Provided data
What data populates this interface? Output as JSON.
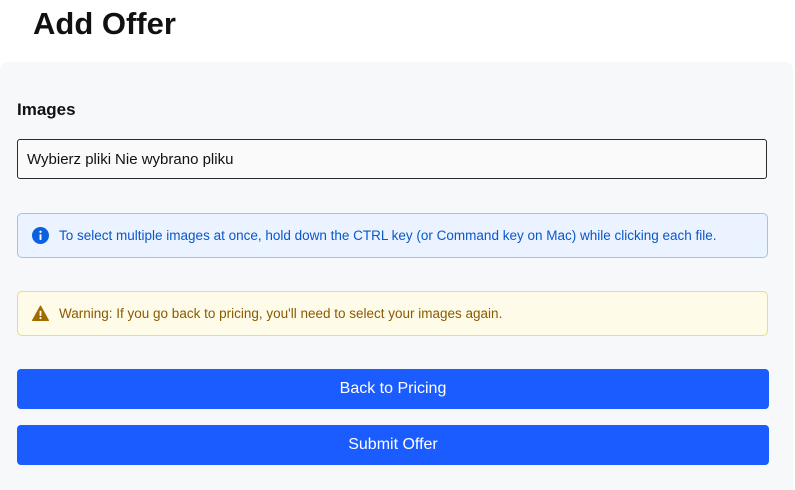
{
  "page": {
    "title": "Add Offer"
  },
  "images_section": {
    "label": "Images",
    "file_input": {
      "button_label": "Wybierz pliki",
      "status_text": "Nie wybrano pliku"
    }
  },
  "info_alert": {
    "icon": "info-icon",
    "text": "To select multiple images at once, hold down the CTRL key (or Command key on Mac) while clicking each file.",
    "color": "#0b56c9",
    "background": "#eaf3ff"
  },
  "warning_alert": {
    "icon": "warning-icon",
    "text": "Warning: If you go back to pricing, you'll need to select your images again.",
    "color": "#8a5a00",
    "background": "#fefbe8"
  },
  "actions": {
    "back_label": "Back to Pricing",
    "submit_label": "Submit Offer",
    "button_color": "#1a5cff"
  }
}
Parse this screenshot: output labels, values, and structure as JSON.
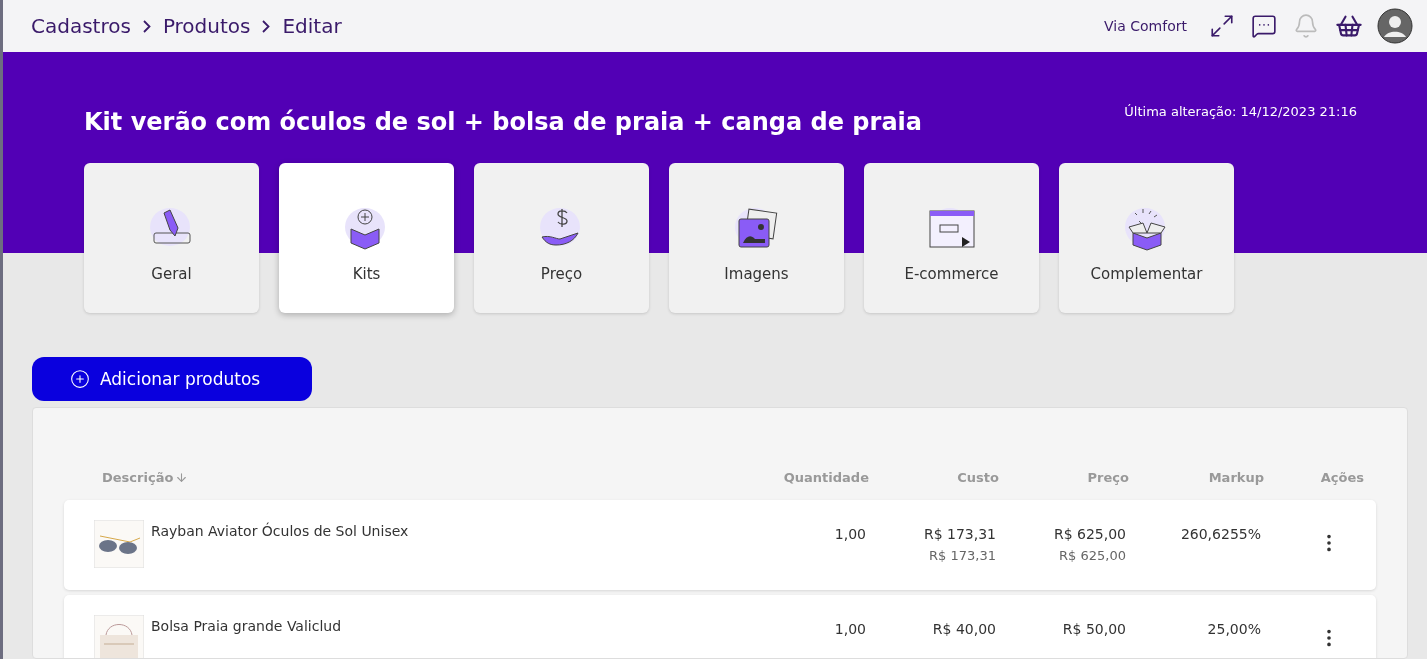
{
  "breadcrumb": [
    "Cadastros",
    "Produtos",
    "Editar"
  ],
  "topbar": {
    "company": "Via Comfort"
  },
  "header": {
    "title": "Kit verão com óculos de sol + bolsa de praia + canga de praia",
    "last_change": "Última alteração: 14/12/2023 21:16"
  },
  "tabs": [
    {
      "label": "Geral",
      "kind": "pencil",
      "selected": false
    },
    {
      "label": "Kits",
      "kind": "box",
      "selected": true
    },
    {
      "label": "Preço",
      "kind": "money",
      "selected": false
    },
    {
      "label": "Imagens",
      "kind": "images",
      "selected": false
    },
    {
      "label": "E-commerce",
      "kind": "web",
      "selected": false
    },
    {
      "label": "Complementar",
      "kind": "gift",
      "selected": false
    }
  ],
  "add_button": "Adicionar produtos",
  "table": {
    "columns": [
      "Descrição",
      "Quantidade",
      "Custo",
      "Preço",
      "Markup",
      "Ações"
    ],
    "rows": [
      {
        "description": "Rayban Aviator Óculos de Sol Unisex",
        "quantity": "1,00",
        "cost": "R$ 173,31",
        "cost_sub": "R$ 173,31",
        "price": "R$ 625,00",
        "price_sub": "R$ 625,00",
        "markup": "260,6255%"
      },
      {
        "description": "Bolsa Praia grande Valiclud",
        "quantity": "1,00",
        "cost": "R$ 40,00",
        "price": "R$ 50,00",
        "markup": "25,00%"
      }
    ]
  }
}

What to work on
Extract all the data above exactly, excluding every picture.

Solved problem
What data populates this interface? Output as JSON.
{
  "page": {
    "title": "Add Offer"
  },
  "images_section": {
    "label": "Images",
    "file_input": {
      "button_label": "Wybierz pliki",
      "status_text": "Nie wybrano pliku"
    }
  },
  "info_alert": {
    "icon": "info-icon",
    "text": "To select multiple images at once, hold down the CTRL key (or Command key on Mac) while clicking each file.",
    "color": "#0b56c9",
    "background": "#eaf3ff"
  },
  "warning_alert": {
    "icon": "warning-icon",
    "text": "Warning: If you go back to pricing, you'll need to select your images again.",
    "color": "#8a5a00",
    "background": "#fefbe8"
  },
  "actions": {
    "back_label": "Back to Pricing",
    "submit_label": "Submit Offer",
    "button_color": "#1a5cff"
  }
}
Parse this screenshot: output labels, values, and structure as JSON.
{
  "breadcrumb": [
    "Cadastros",
    "Produtos",
    "Editar"
  ],
  "topbar": {
    "company": "Via Comfort"
  },
  "header": {
    "title": "Kit verão com óculos de sol + bolsa de praia + canga de praia",
    "last_change": "Última alteração: 14/12/2023 21:16"
  },
  "tabs": [
    {
      "label": "Geral",
      "kind": "pencil",
      "selected": false
    },
    {
      "label": "Kits",
      "kind": "box",
      "selected": true
    },
    {
      "label": "Preço",
      "kind": "money",
      "selected": false
    },
    {
      "label": "Imagens",
      "kind": "images",
      "selected": false
    },
    {
      "label": "E-commerce",
      "kind": "web",
      "selected": false
    },
    {
      "label": "Complementar",
      "kind": "gift",
      "selected": false
    }
  ],
  "add_button": "Adicionar produtos",
  "table": {
    "columns": [
      "Descrição",
      "Quantidade",
      "Custo",
      "Preço",
      "Markup",
      "Ações"
    ],
    "rows": [
      {
        "description": "Rayban Aviator Óculos de Sol Unisex",
        "quantity": "1,00",
        "cost": "R$ 173,31",
        "cost_sub": "R$ 173,31",
        "price": "R$ 625,00",
        "price_sub": "R$ 625,00",
        "markup": "260,6255%"
      },
      {
        "description": "Bolsa Praia grande Valiclud",
        "quantity": "1,00",
        "cost": "R$ 40,00",
        "price": "R$ 50,00",
        "markup": "25,00%"
      }
    ]
  }
}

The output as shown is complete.